Vous voulez comprendre pourquoi les médias que nous consommons sont soit détenus par des milliardaires, soit sous la coupe des gouvernements ? La réponse se trouve dans les derniers développements de l'enquête sur les responsables des explosions qui ont détruit les gazoducs Nord Stream qui acheminaient le gaz russe vers l'Europe.
Bien que largement oubliées aujourd’hui, les explosions survenues dans la mer Baltique en septembre 2022 ont eu des répercussions considérables et durables. L’explosion a été un acte de sabotage industriel sans précédent et de terrorisme environnemental inégalé, libérant dans l’atmosphère des quantités incalculables du plus puissant des gaz à effet de serre, le méthane.
L’explosion des oléoducs a plongé l’Europe dans une crise énergétique prolongée, plongeant ses économies dans une récession dont elles ne se sont pas encore remises. L’Europe a été contrainte de se tourner vers les États-Unis et d’acheter du gaz liquéfié beaucoup plus cher. L’un des effets à long terme sera d’accélérer la désindustrialisation de l’Europe, en particulier de l’Allemagne.
^^^^
À faire:
1/ D'après l'extrait sur les explosions de Nord Stream, vers quel pays l'Europe a-t-elle dû se tourner pour acheter du gaz liquéfié ?
2/ Dans l'extrait sur les explosions de Nord Stream, récrivez le passage qui commence par « Vous voulez comprendre » et se termine par « russe vers l'Europe. », en remplaçant « milliardaires » par « magnats ».
^^^^
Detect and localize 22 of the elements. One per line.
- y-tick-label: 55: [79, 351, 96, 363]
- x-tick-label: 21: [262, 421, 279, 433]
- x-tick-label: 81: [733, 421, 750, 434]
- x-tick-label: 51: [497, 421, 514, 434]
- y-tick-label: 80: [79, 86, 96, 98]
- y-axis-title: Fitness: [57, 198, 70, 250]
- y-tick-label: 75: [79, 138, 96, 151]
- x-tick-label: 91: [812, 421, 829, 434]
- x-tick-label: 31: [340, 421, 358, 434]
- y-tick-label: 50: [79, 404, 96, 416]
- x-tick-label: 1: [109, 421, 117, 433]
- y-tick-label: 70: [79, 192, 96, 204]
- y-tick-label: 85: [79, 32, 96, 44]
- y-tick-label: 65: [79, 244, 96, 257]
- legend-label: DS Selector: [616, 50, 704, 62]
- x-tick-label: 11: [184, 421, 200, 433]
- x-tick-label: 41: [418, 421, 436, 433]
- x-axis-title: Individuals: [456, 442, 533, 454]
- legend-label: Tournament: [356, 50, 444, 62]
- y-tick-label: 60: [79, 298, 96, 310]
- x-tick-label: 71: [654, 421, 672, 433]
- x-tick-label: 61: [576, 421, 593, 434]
^^^^
Réponses attendues:
1/ Vers les États-Unis.

2/
Vous voulez comprendre pourquoi les médias que nous consommons sont soit détenus par des magnats, soit sous la coupe des gouvernements ? La réponse se trouve dans les derniers développements de l'enquête sur les responsables des explosions qui ont détruit les gazoducs Nord Stream qui acheminaient le gaz russe vers l'Europe.